Write out the entire listing below exactly, with the pictures left out.
::: Entries shown
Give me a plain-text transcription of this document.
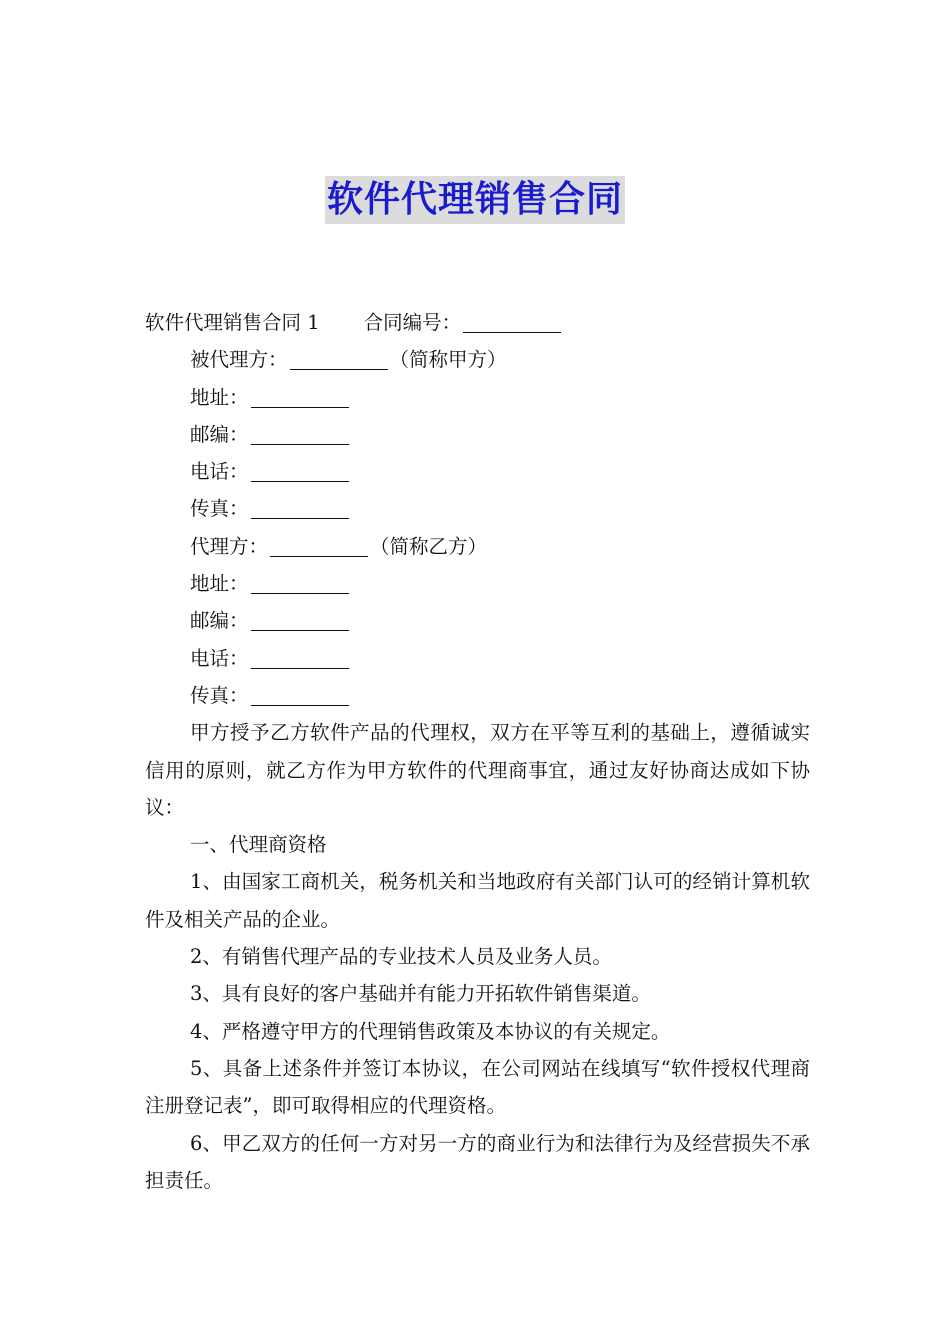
软件代理销售合同
软件代理销售合同 1 合同编号：
被代理方：	（简称甲方）
地址：
邮编：
电话：
传真：
代理方：	（简称乙方）
地址：
邮编：
电话：
传真：
甲方授予乙方软件产品的代理权，双方在平等互利的基础上，遵循诚实信用的原则，就乙方作为甲方软件的代理商事宜，通过友好协商达成如下协议：
一、代理商资格
1、由国家工商机关，税务机关和当地政府有关部门认可的经销计算机软件及相关产品的企业。
2、有销售代理产品的专业技术人员及业务人员。
3、具有良好的客户基础并有能力开拓软件销售渠道。
4、严格遵守甲方的代理销售政策及本协议的有关规定。
5、具备上述条件并签订本协议，在公司网站在线填写“软件授权代理商注册登记表”，即可取得相应的代理资格。
6、甲乙双方的任何一方对另一方的商业行为和法律行为及经营损失不承担责任。
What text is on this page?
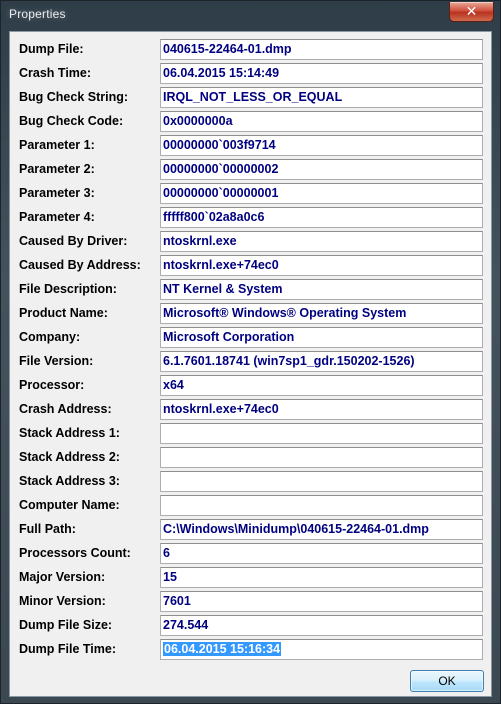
Properties	✕
Dump File:	040615-22464-01.dmp
Crash Time:	06.04.2015 15:14:49
Bug Check String:	IRQL_NOT_LESS_OR_EQUAL
Bug Check Code:	0x0000000a
Parameter 1:	00000000`003f9714
Parameter 2:	00000000`00000002
Parameter 3:	00000000`00000001
Parameter 4:	fffff800`02a8a0c6
Caused By Driver:	ntoskrnl.exe
Caused By Address: ntoskrnl.exe+74ec0
File Description:	NT Kernel & System
Product Name:	Microsoft® Windows® Operating System
Company:	Microsoft Corporation
File Version:	6.1.7601.18741 (win7sp1_gdr.150202-1526)
Processor:	x64
Crash Address:	ntoskrnl.exe+74ec0
Stack Address 1:
Stack Address 2:
Stack Address 3:
Computer Name:
Full Path:	C:\Windows\Minidump\040615-22464-01.dmp
Processors Count:	6
Major Version:	15
Minor Version:	7601
Dump File Size:	274.544
Dump File Time:	06.04.2015 15:16:34
OK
::::::
◆ **Task result**:
Give me a plain-text transcription of this document.
软件代理销售合同
软件代理销售合同 1 合同编号：
被代理方：	（简称甲方）
地址：
邮编：
电话：
传真：
代理方：	（简称乙方）
地址：
邮编：
电话：
传真：
甲方授予乙方软件产品的代理权，双方在平等互利的基础上，遵循诚实信用的原则，就乙方作为甲方软件的代理商事宜，通过友好协商达成如下协议：
一、代理商资格
1、由国家工商机关，税务机关和当地政府有关部门认可的经销计算机软件及相关产品的企业。
2、有销售代理产品的专业技术人员及业务人员。
3、具有良好的客户基础并有能力开拓软件销售渠道。
4、严格遵守甲方的代理销售政策及本协议的有关规定。
5、具备上述条件并签订本协议，在公司网站在线填写“软件授权代理商注册登记表”，即可取得相应的代理资格。
6、甲乙双方的任何一方对另一方的商业行为和法律行为及经营损失不承担责任。
What text is on this page?
Properties	✕
Dump File:	040615-22464-01.dmp
Crash Time:	06.04.2015 15:14:49
Bug Check String:	IRQL_NOT_LESS_OR_EQUAL
Bug Check Code:	0x0000000a
Parameter 1:	00000000`003f9714
Parameter 2:	00000000`00000002
Parameter 3:	00000000`00000001
Parameter 4:	fffff800`02a8a0c6
Caused By Driver:	ntoskrnl.exe
Caused By Address: ntoskrnl.exe+74ec0
File Description:	NT Kernel & System
Product Name:	Microsoft® Windows® Operating System
Company:	Microsoft Corporation
File Version:	6.1.7601.18741 (win7sp1_gdr.150202-1526)
Processor:	x64
Crash Address:	ntoskrnl.exe+74ec0
Stack Address 1:
Stack Address 2:
Stack Address 3:
Computer Name:
Full Path:	C:\Windows\Minidump\040615-22464-01.dmp
Processors Count:	6
Major Version:	15
Minor Version:	7601
Dump File Size:	274.544
Dump File Time:	06.04.2015 15:16:34
OK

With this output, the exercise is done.